## Task prompt
Produce the listing below again, exactly as shown.

## Records excerpted from a collection
%%

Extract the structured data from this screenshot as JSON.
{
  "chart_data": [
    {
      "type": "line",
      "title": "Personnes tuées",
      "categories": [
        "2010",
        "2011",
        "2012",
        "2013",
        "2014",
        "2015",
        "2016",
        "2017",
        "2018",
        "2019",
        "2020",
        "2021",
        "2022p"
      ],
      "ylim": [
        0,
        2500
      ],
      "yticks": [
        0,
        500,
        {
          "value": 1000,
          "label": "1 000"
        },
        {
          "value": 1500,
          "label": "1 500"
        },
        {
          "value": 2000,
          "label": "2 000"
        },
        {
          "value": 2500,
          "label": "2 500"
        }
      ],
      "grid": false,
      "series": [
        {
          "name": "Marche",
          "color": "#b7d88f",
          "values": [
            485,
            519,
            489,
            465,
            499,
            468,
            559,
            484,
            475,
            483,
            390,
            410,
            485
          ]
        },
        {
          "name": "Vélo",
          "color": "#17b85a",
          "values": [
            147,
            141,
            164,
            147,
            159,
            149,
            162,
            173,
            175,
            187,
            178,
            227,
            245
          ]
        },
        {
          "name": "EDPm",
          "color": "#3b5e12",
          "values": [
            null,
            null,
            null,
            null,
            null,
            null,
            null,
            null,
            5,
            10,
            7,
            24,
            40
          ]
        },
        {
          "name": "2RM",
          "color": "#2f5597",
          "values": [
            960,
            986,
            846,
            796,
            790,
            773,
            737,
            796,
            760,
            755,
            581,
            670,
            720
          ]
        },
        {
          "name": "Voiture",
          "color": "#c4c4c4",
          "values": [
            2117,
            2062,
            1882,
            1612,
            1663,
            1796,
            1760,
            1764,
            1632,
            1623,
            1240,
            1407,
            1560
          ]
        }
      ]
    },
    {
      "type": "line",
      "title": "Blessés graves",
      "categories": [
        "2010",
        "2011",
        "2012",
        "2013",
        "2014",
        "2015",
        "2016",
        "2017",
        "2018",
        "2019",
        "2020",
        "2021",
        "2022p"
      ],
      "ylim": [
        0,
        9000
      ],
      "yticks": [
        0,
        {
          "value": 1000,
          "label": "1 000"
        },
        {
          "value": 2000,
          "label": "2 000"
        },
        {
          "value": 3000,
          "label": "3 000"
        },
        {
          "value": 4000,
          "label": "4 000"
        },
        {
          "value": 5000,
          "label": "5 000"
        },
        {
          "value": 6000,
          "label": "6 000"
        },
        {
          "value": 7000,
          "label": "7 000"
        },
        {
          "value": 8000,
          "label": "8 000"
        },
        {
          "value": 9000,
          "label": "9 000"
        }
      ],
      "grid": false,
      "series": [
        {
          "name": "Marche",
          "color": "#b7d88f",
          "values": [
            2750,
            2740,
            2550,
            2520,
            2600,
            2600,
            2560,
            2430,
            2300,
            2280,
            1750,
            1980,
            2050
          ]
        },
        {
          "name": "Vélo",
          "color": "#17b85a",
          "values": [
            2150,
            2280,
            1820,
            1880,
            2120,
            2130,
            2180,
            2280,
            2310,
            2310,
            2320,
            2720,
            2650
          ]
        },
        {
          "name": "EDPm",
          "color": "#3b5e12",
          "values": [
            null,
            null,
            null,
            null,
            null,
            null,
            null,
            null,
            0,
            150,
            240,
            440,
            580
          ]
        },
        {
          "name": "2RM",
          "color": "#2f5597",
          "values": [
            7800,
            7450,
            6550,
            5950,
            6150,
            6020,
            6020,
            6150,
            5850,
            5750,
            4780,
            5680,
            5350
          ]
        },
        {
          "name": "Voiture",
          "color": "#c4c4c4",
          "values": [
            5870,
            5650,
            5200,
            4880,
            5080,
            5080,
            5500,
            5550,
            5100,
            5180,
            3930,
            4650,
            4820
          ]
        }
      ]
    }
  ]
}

%%

## Answer below
Extract the structured data from this screenshot as JSON.
{
  "chart_data": [
    {
      "type": "line",
      "title": "Personnes tuées",
      "categories": [
        "2010",
        "2011",
        "2012",
        "2013",
        "2014",
        "2015",
        "2016",
        "2017",
        "2018",
        "2019",
        "2020",
        "2021",
        "2022p"
      ],
      "ylim": [
        0,
        2500
      ],
      "yticks": [
        0,
        500,
        {
          "value": 1000,
          "label": "1 000"
        },
        {
          "value": 1500,
          "label": "1 500"
        },
        {
          "value": 2000,
          "label": "2 000"
        },
        {
          "value": 2500,
          "label": "2 500"
        }
      ],
      "grid": false,
      "series": [
        {
          "name": "Marche",
          "color": "#b7d88f",
          "values": [
            485,
            519,
            489,
            465,
            499,
            468,
            559,
            484,
            475,
            483,
            390,
            410,
            485
          ]
        },
        {
          "name": "Vélo",
          "color": "#17b85a",
          "values": [
            147,
            141,
            164,
            147,
            159,
            149,
            162,
            173,
            175,
            187,
            178,
            227,
            245
          ]
        },
        {
          "name": "EDPm",
          "color": "#3b5e12",
          "values": [
            null,
            null,
            null,
            null,
            null,
            null,
            null,
            null,
            5,
            10,
            7,
            24,
            40
          ]
        },
        {
          "name": "2RM",
          "color": "#2f5597",
          "values": [
            960,
            986,
            846,
            796,
            790,
            773,
            737,
            796,
            760,
            755,
            581,
            670,
            720
          ]
        },
        {
          "name": "Voiture",
          "color": "#c4c4c4",
          "values": [
            2117,
            2062,
            1882,
            1612,
            1663,
            1796,
            1760,
            1764,
            1632,
            1623,
            1240,
            1407,
            1560
          ]
        }
      ]
    },
    {
      "type": "line",
      "title": "Blessés graves",
      "categories": [
        "2010",
        "2011",
        "2012",
        "2013",
        "2014",
        "2015",
        "2016",
        "2017",
        "2018",
        "2019",
        "2020",
        "2021",
        "2022p"
      ],
      "ylim": [
        0,
        9000
      ],
      "yticks": [
        0,
        {
          "value": 1000,
          "label": "1 000"
        },
        {
          "value": 2000,
          "label": "2 000"
        },
        {
          "value": 3000,
          "label": "3 000"
        },
        {
          "value": 4000,
          "label": "4 000"
        },
        {
          "value": 5000,
          "label": "5 000"
        },
        {
          "value": 6000,
          "label": "6 000"
        },
        {
          "value": 7000,
          "label": "7 000"
        },
        {
          "value": 8000,
          "label": "8 000"
        },
        {
          "value": 9000,
          "label": "9 000"
        }
      ],
      "grid": false,
      "series": [
        {
          "name": "Marche",
          "color": "#b7d88f",
          "values": [
            2750,
            2740,
            2550,
            2520,
            2600,
            2600,
            2560,
            2430,
            2300,
            2280,
            1750,
            1980,
            2050
          ]
        },
        {
          "name": "Vélo",
          "color": "#17b85a",
          "values": [
            2150,
            2280,
            1820,
            1880,
            2120,
            2130,
            2180,
            2280,
            2310,
            2310,
            2320,
            2720,
            2650
          ]
        },
        {
          "name": "EDPm",
          "color": "#3b5e12",
          "values": [
            null,
            null,
            null,
            null,
            null,
            null,
            null,
            null,
            0,
            150,
            240,
            440,
            580
          ]
        },
        {
          "name": "2RM",
          "color": "#2f5597",
          "values": [
            7800,
            7450,
            6550,
            5950,
            6150,
            6020,
            6020,
            6150,
            5850,
            5750,
            4780,
            5680,
            5350
          ]
        },
        {
          "name": "Voiture",
          "color": "#c4c4c4",
          "values": [
            5870,
            5650,
            5200,
            4880,
            5080,
            5080,
            5500,
            5550,
            5100,
            5180,
            3930,
            4650,
            4820
          ]
        }
      ]
    }
  ]
}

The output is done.